* [Set task]: Leave out the images; return the rest of the data exactly.

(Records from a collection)

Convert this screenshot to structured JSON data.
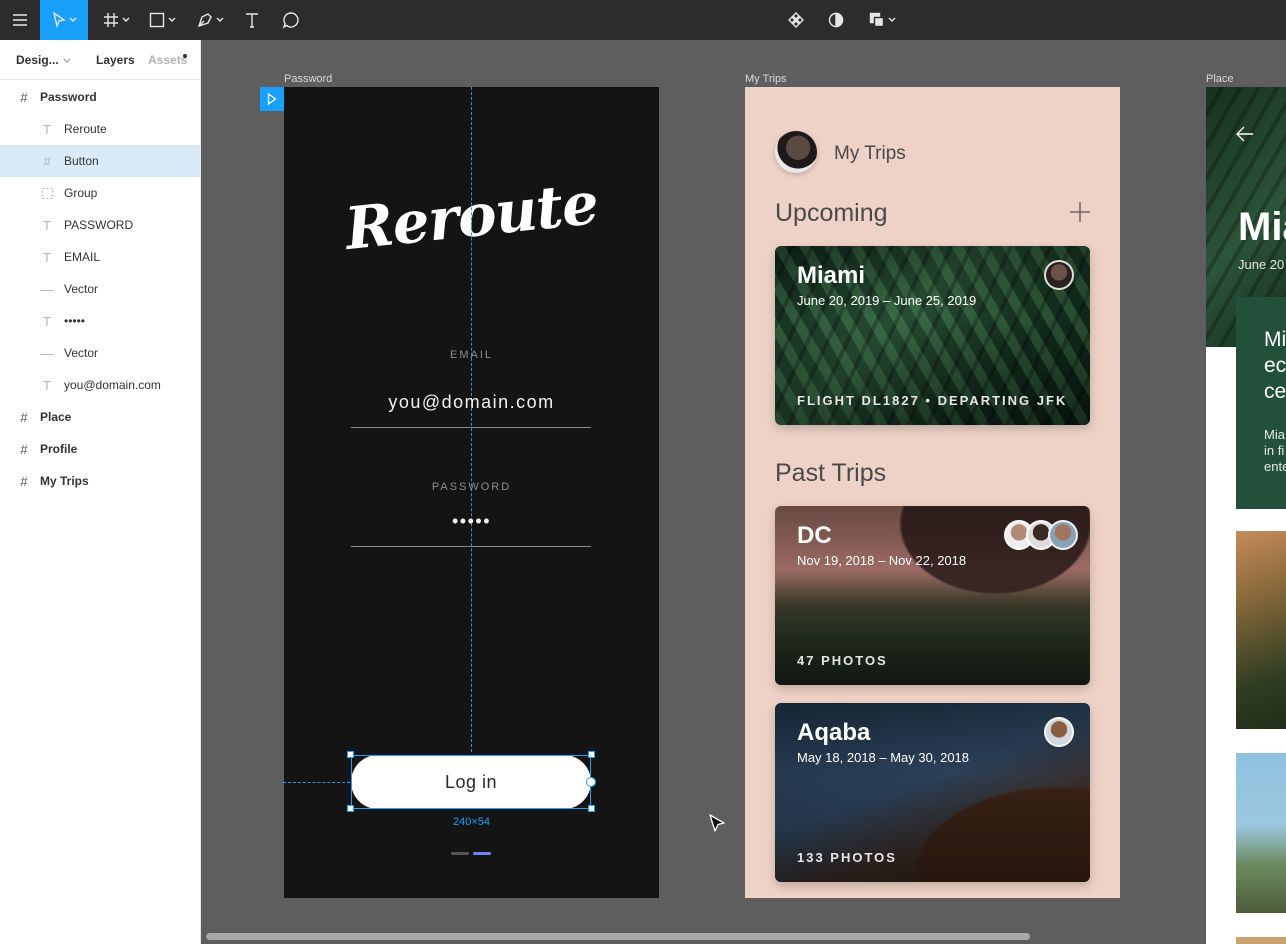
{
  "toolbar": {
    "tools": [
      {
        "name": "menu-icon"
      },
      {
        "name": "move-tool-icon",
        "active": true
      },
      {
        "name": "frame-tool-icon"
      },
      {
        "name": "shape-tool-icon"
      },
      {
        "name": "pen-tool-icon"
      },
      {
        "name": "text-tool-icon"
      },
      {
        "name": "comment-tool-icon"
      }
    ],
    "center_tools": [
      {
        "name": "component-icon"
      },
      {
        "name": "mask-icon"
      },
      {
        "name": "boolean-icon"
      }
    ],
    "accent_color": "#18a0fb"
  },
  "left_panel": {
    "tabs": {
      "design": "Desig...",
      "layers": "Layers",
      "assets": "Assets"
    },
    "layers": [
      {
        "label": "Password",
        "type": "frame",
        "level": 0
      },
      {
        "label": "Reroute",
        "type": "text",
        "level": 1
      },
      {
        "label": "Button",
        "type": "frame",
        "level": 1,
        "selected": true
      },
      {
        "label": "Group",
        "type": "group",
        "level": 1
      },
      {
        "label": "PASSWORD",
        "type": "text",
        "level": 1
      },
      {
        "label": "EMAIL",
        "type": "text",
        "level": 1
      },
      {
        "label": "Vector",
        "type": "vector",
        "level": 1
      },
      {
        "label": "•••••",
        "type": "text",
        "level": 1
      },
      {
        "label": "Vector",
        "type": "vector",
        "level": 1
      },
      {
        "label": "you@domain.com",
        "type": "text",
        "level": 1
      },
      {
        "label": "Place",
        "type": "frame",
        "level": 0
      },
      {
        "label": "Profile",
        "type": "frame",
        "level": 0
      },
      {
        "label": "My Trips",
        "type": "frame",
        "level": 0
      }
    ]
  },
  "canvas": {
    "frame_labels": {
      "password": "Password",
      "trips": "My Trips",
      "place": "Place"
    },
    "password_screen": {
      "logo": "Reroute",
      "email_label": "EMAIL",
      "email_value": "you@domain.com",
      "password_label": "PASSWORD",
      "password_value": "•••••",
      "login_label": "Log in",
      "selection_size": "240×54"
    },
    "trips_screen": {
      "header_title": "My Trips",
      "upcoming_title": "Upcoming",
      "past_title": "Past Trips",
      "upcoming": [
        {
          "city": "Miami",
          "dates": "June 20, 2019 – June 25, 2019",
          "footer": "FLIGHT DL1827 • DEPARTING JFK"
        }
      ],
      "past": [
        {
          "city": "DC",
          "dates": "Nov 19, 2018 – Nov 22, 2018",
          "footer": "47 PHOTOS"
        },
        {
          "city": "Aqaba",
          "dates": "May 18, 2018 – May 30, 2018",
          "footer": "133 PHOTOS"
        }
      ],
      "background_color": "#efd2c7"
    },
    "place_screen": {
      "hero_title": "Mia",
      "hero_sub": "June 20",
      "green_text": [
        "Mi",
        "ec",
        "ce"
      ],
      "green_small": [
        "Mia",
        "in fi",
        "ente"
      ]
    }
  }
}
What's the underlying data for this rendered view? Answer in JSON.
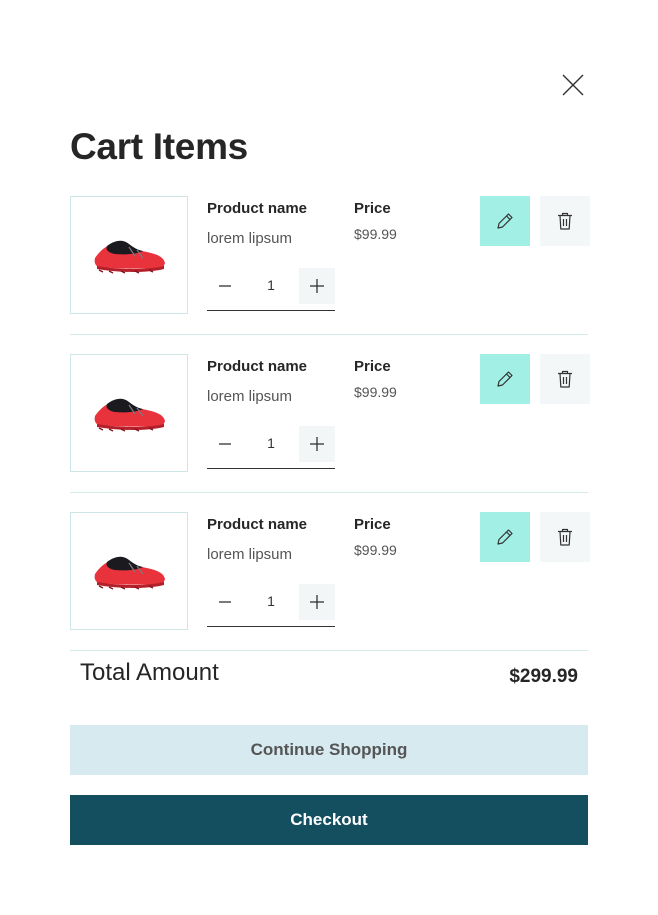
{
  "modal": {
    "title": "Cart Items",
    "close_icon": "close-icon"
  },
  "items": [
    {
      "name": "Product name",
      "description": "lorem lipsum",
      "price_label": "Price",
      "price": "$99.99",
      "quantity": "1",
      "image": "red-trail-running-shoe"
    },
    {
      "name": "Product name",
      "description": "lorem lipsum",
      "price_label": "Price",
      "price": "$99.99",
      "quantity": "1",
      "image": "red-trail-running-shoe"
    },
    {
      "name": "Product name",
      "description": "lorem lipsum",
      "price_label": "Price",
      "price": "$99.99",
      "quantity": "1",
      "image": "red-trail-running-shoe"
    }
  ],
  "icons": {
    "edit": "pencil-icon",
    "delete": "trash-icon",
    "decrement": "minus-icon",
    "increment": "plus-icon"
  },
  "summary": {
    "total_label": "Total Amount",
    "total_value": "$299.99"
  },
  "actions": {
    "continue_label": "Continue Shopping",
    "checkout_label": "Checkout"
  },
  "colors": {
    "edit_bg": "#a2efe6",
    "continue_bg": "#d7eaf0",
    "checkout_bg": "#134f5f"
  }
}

* [The reply]:
Convert this screenshot to structured JSON data.
{
  "toolbar": {
    "tools": [
      {
        "name": "menu-icon"
      },
      {
        "name": "move-tool-icon",
        "active": true
      },
      {
        "name": "frame-tool-icon"
      },
      {
        "name": "shape-tool-icon"
      },
      {
        "name": "pen-tool-icon"
      },
      {
        "name": "text-tool-icon"
      },
      {
        "name": "comment-tool-icon"
      }
    ],
    "center_tools": [
      {
        "name": "component-icon"
      },
      {
        "name": "mask-icon"
      },
      {
        "name": "boolean-icon"
      }
    ],
    "accent_color": "#18a0fb"
  },
  "left_panel": {
    "tabs": {
      "design": "Desig...",
      "layers": "Layers",
      "assets": "Assets"
    },
    "layers": [
      {
        "label": "Password",
        "type": "frame",
        "level": 0
      },
      {
        "label": "Reroute",
        "type": "text",
        "level": 1
      },
      {
        "label": "Button",
        "type": "frame",
        "level": 1,
        "selected": true
      },
      {
        "label": "Group",
        "type": "group",
        "level": 1
      },
      {
        "label": "PASSWORD",
        "type": "text",
        "level": 1
      },
      {
        "label": "EMAIL",
        "type": "text",
        "level": 1
      },
      {
        "label": "Vector",
        "type": "vector",
        "level": 1
      },
      {
        "label": "•••••",
        "type": "text",
        "level": 1
      },
      {
        "label": "Vector",
        "type": "vector",
        "level": 1
      },
      {
        "label": "you@domain.com",
        "type": "text",
        "level": 1
      },
      {
        "label": "Place",
        "type": "frame",
        "level": 0
      },
      {
        "label": "Profile",
        "type": "frame",
        "level": 0
      },
      {
        "label": "My Trips",
        "type": "frame",
        "level": 0
      }
    ]
  },
  "canvas": {
    "frame_labels": {
      "password": "Password",
      "trips": "My Trips",
      "place": "Place"
    },
    "password_screen": {
      "logo": "Reroute",
      "email_label": "EMAIL",
      "email_value": "you@domain.com",
      "password_label": "PASSWORD",
      "password_value": "•••••",
      "login_label": "Log in",
      "selection_size": "240×54"
    },
    "trips_screen": {
      "header_title": "My Trips",
      "upcoming_title": "Upcoming",
      "past_title": "Past Trips",
      "upcoming": [
        {
          "city": "Miami",
          "dates": "June 20, 2019 – June 25, 2019",
          "footer": "FLIGHT DL1827 • DEPARTING JFK"
        }
      ],
      "past": [
        {
          "city": "DC",
          "dates": "Nov 19, 2018 – Nov 22, 2018",
          "footer": "47 PHOTOS"
        },
        {
          "city": "Aqaba",
          "dates": "May 18, 2018 – May 30, 2018",
          "footer": "133 PHOTOS"
        }
      ],
      "background_color": "#efd2c7"
    },
    "place_screen": {
      "hero_title": "Mia",
      "hero_sub": "June 20",
      "green_text": [
        "Mi",
        "ec",
        "ce"
      ],
      "green_small": [
        "Mia",
        "in fi",
        "ente"
      ]
    }
  }
}
What's the underlying data for this rendered view? Answer in JSON.
{
  "modal": {
    "title": "Cart Items",
    "close_icon": "close-icon"
  },
  "items": [
    {
      "name": "Product name",
      "description": "lorem lipsum",
      "price_label": "Price",
      "price": "$99.99",
      "quantity": "1",
      "image": "red-trail-running-shoe"
    },
    {
      "name": "Product name",
      "description": "lorem lipsum",
      "price_label": "Price",
      "price": "$99.99",
      "quantity": "1",
      "image": "red-trail-running-shoe"
    },
    {
      "name": "Product name",
      "description": "lorem lipsum",
      "price_label": "Price",
      "price": "$99.99",
      "quantity": "1",
      "image": "red-trail-running-shoe"
    }
  ],
  "icons": {
    "edit": "pencil-icon",
    "delete": "trash-icon",
    "decrement": "minus-icon",
    "increment": "plus-icon"
  },
  "summary": {
    "total_label": "Total Amount",
    "total_value": "$299.99"
  },
  "actions": {
    "continue_label": "Continue Shopping",
    "checkout_label": "Checkout"
  },
  "colors": {
    "edit_bg": "#a2efe6",
    "continue_bg": "#d7eaf0",
    "checkout_bg": "#134f5f"
  }
}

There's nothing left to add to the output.